AIM OF THE TASK —
Copy each line of the listing below exactly.

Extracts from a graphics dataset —
^^^^^^^^

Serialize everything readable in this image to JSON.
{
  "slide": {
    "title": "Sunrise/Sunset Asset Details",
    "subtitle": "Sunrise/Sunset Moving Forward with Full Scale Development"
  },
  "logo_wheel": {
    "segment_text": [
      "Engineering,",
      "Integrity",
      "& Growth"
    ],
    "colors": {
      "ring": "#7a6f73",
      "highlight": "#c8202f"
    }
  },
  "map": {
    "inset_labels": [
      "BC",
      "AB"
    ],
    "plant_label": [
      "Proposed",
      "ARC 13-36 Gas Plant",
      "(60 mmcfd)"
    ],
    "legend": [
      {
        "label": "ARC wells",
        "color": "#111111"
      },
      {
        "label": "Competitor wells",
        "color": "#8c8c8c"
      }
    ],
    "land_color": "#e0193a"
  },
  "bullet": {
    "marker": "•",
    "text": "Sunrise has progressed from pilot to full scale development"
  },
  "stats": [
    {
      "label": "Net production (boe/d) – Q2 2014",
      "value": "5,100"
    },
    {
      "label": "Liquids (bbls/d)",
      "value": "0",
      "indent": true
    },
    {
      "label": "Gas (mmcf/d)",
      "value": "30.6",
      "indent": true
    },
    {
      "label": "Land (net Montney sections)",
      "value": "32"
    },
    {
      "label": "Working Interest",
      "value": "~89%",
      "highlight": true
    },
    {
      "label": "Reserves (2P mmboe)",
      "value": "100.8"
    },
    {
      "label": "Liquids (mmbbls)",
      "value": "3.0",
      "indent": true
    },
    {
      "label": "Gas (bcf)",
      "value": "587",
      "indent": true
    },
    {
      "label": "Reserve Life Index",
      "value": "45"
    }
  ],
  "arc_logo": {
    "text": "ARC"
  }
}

^^^^^^^^

ANSWER FOR THIS EXERCISE —
Serialize everything readable in this image to JSON.
{
  "slide": {
    "title": "Sunrise/Sunset Asset Details",
    "subtitle": "Sunrise/Sunset Moving Forward with Full Scale Development"
  },
  "logo_wheel": {
    "segment_text": [
      "Engineering,",
      "Integrity",
      "& Growth"
    ],
    "colors": {
      "ring": "#7a6f73",
      "highlight": "#c8202f"
    }
  },
  "map": {
    "inset_labels": [
      "BC",
      "AB"
    ],
    "plant_label": [
      "Proposed",
      "ARC 13-36 Gas Plant",
      "(60 mmcfd)"
    ],
    "legend": [
      {
        "label": "ARC wells",
        "color": "#111111"
      },
      {
        "label": "Competitor wells",
        "color": "#8c8c8c"
      }
    ],
    "land_color": "#e0193a"
  },
  "bullet": {
    "marker": "•",
    "text": "Sunrise has progressed from pilot to full scale development"
  },
  "stats": [
    {
      "label": "Net production (boe/d) – Q2 2014",
      "value": "5,100"
    },
    {
      "label": "Liquids (bbls/d)",
      "value": "0",
      "indent": true
    },
    {
      "label": "Gas (mmcf/d)",
      "value": "30.6",
      "indent": true
    },
    {
      "label": "Land (net Montney sections)",
      "value": "32"
    },
    {
      "label": "Working Interest",
      "value": "~89%",
      "highlight": true
    },
    {
      "label": "Reserves (2P mmboe)",
      "value": "100.8"
    },
    {
      "label": "Liquids (mmbbls)",
      "value": "3.0",
      "indent": true
    },
    {
      "label": "Gas (bcf)",
      "value": "587",
      "indent": true
    },
    {
      "label": "Reserve Life Index",
      "value": "45"
    }
  ],
  "arc_logo": {
    "text": "ARC"
  }
}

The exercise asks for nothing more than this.